(begin)

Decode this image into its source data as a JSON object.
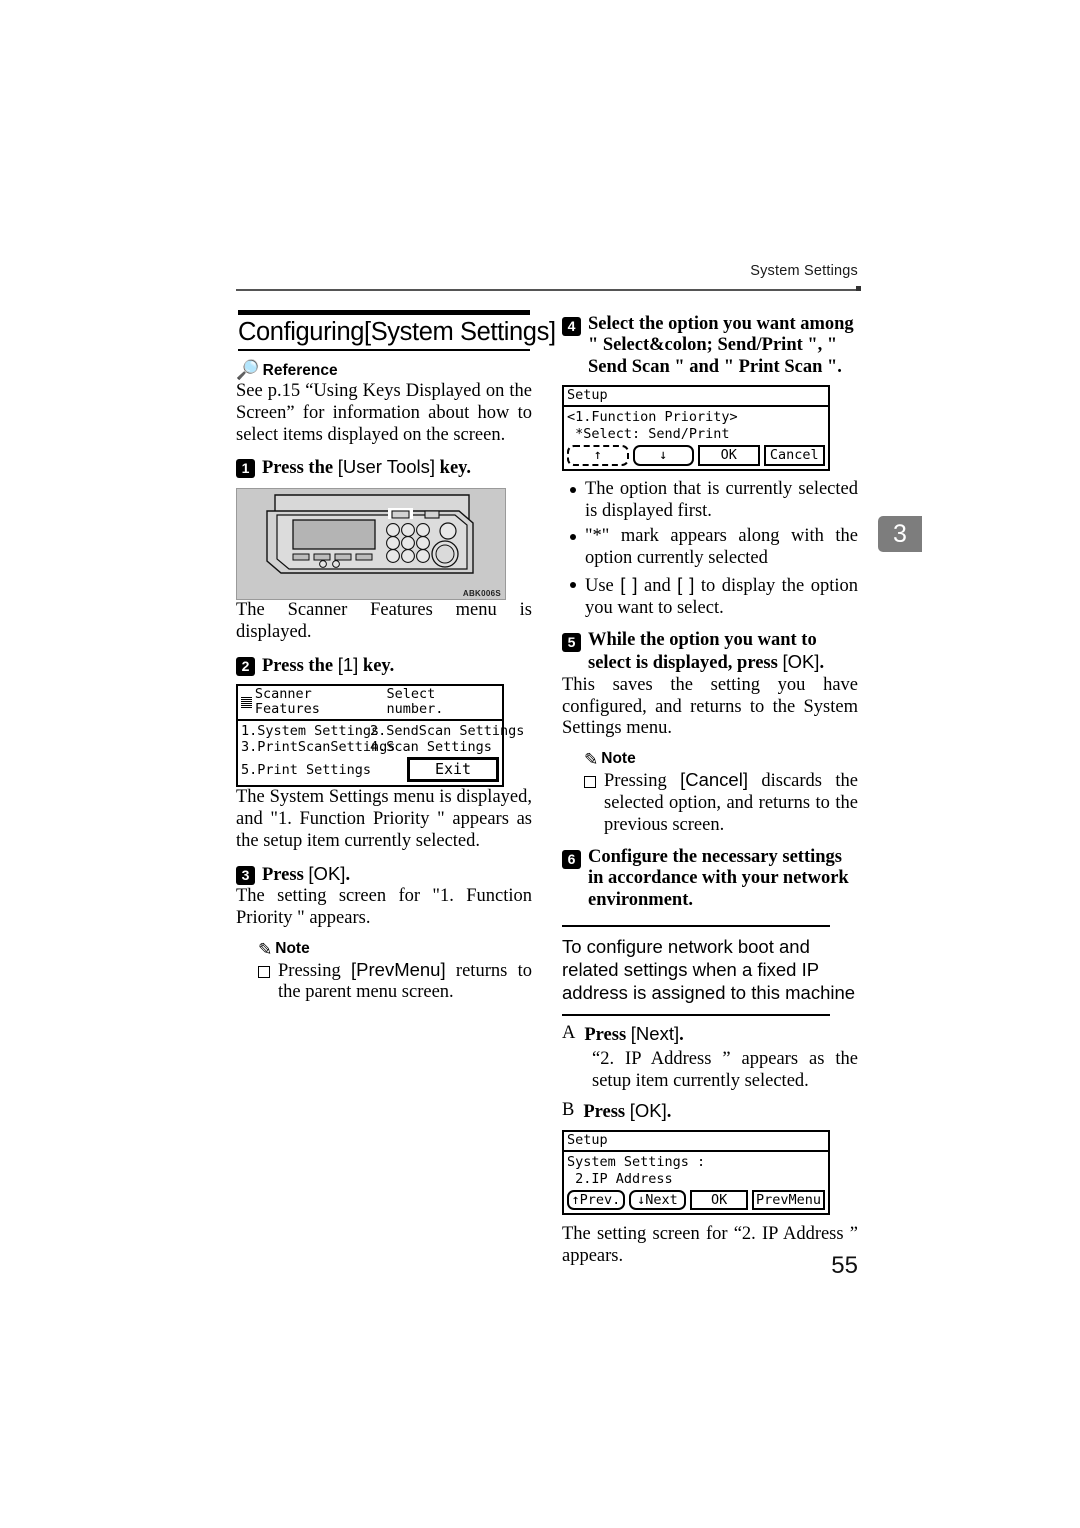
{
  "header": {
    "running_head": "System Settings"
  },
  "chapter_tab": {
    "number": "3"
  },
  "folio": {
    "page_number": "55"
  },
  "left_column": {
    "section_title": "Configuring[System Settings]",
    "reference_label": "Reference",
    "reference_text": "See p.15 “Using Keys Displayed on the Screen” for information about how to select items displayed on the screen.",
    "step1": {
      "number": "1",
      "text_before": "Press the ",
      "key": "[User Tools]",
      "text_after": " key."
    },
    "illustration_caption": "ABK006S",
    "after_step1_text": "The Scanner Features menu is displayed.",
    "step2": {
      "number": "2",
      "text_before": "Press the ",
      "key": "[1]",
      "text_after": " key."
    },
    "after_step2_text": "The System Settings menu is displayed, and \"1. Function Priority \" appears as the setup item currently selected.",
    "step3": {
      "number": "3",
      "text_before": "Press ",
      "key": "[OK]",
      "text_after": "."
    },
    "after_step3_text": "The setting screen for \"1. Function Priority \" appears.",
    "note_label": "Note",
    "note_text_before": "Pressing ",
    "note_key": "[PrevMenu]",
    "note_text_after": " returns to the parent menu screen."
  },
  "right_column": {
    "step4": {
      "number": "4",
      "text": "Select the option you want among \" Select&colon; Send/Print \", \" Send Scan \" and \" Print Scan \"."
    },
    "bullets": [
      {
        "text": "The option that is currently selected is displayed first."
      },
      {
        "text": "\"*\" mark appears along with the option currently selected"
      },
      {
        "text_before": "Use ",
        "key1": "[ ]",
        "text_mid": " and ",
        "key2": "[ ]",
        "text_after": " to display the option you want to select."
      }
    ],
    "step5": {
      "number": "5",
      "text_before": "While the option you want to select is displayed, press ",
      "key": "[OK]",
      "text_after": "."
    },
    "after_step5_text": "This saves the setting you have configured, and returns to the System Settings menu.",
    "note_label": "Note",
    "note_text_before": "Pressing ",
    "note_key": "[Cancel]",
    "note_text_after": " discards the selected option, and returns to the previous screen.",
    "step6": {
      "number": "6",
      "text": "Configure the necessary settings in accordance with your network environment."
    },
    "sub_section_heading": "To configure network boot and related settings when a fixed IP address is assigned to this machine",
    "sub_step_a": {
      "letter": "A",
      "text_before": "Press ",
      "key": "[Next]",
      "text_after": "."
    },
    "sub_step_a_body": "“2. IP Address ” appears as the setup item currently selected.",
    "sub_step_b": {
      "letter": "B",
      "text_before": "Press ",
      "key": "[OK]",
      "text_after": "."
    },
    "final_text": "The setting screen for “2. IP Address ” appears."
  },
  "lcd_scanner_features": {
    "title": "Scanner Features",
    "title_right": "Select number.",
    "icon": "scanner-icon",
    "items": [
      "1.System Settings",
      "2.SendScan Settings",
      "3.PrintScanSettings",
      "4.Scan Settings",
      "5.Print Settings"
    ],
    "exit_button": "Exit"
  },
  "lcd_setup_function_priority": {
    "title": "Setup",
    "line1": "<1.Function Priority>",
    "line2": " *Select: Send/Print",
    "buttons": [
      "↑",
      "↓",
      "OK",
      "Cancel"
    ]
  },
  "lcd_setup_ip_address": {
    "title": "Setup",
    "line1": "System Settings :",
    "line2": " 2.IP Address",
    "buttons": [
      "↑Prev.",
      "↓Next",
      "OK",
      "PrevMenu"
    ]
  }
}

(end)

» **GOAL**
Pull out each line of the listing that holds the string "want".

» **PROBLEM SOLUTION**
      "text": "Select the option you want among \" Select&colon; Send/Print \", \" Send Scan \" and \" Print Scan \"."
        "text_after": " to display the option you want to select."
      "text_before": "While the option you want to select is displayed, press ",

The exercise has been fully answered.